### [TO DO]
Copy out all lines carrying the word "available".

:: MATERIAL PROVIDED

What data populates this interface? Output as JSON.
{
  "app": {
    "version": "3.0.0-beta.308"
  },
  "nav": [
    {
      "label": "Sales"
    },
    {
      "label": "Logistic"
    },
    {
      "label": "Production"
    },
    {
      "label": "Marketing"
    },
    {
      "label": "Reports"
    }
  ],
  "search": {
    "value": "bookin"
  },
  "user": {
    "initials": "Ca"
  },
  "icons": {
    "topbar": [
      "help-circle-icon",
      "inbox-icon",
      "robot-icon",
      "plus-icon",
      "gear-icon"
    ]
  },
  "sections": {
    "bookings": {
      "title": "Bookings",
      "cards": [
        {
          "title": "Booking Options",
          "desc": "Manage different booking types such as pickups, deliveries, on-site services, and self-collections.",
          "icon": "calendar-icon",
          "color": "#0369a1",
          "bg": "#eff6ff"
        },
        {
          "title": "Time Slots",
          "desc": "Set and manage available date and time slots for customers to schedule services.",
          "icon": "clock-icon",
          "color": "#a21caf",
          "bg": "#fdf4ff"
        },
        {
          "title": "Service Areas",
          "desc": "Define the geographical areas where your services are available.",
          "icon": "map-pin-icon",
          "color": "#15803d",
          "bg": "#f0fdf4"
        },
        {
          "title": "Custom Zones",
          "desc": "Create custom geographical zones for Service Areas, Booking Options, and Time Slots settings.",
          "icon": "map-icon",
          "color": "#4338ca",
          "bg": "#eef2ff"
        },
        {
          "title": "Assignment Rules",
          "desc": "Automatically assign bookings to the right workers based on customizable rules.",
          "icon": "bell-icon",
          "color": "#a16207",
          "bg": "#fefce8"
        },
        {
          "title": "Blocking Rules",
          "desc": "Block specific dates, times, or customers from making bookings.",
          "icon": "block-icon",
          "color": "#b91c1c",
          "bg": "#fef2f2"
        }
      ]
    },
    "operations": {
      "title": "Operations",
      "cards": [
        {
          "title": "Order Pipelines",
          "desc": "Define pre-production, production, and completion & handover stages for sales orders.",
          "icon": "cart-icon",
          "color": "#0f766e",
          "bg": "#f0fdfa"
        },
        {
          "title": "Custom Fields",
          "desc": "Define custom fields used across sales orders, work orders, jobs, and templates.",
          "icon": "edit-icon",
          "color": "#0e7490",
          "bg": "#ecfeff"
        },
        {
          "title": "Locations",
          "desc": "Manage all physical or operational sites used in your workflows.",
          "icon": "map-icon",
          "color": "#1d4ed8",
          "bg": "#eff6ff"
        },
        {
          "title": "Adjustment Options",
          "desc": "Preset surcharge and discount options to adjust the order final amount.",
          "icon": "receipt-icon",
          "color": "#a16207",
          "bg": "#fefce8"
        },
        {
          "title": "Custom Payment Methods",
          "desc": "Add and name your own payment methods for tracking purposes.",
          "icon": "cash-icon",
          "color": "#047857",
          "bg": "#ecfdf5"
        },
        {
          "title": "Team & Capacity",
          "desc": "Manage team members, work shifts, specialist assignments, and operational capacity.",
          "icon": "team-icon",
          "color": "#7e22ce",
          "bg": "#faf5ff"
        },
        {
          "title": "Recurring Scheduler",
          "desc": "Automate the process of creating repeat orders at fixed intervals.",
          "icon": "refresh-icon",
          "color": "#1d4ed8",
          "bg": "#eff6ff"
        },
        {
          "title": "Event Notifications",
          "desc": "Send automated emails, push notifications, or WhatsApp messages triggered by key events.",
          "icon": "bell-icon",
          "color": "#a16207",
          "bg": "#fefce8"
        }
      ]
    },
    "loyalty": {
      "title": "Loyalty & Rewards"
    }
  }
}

::::

### [PROBLEM SOLUTION]
          "desc": "Set and manage available date and time slots for customers to schedule services.",
          "desc": "Define the geographical areas where your services are available.",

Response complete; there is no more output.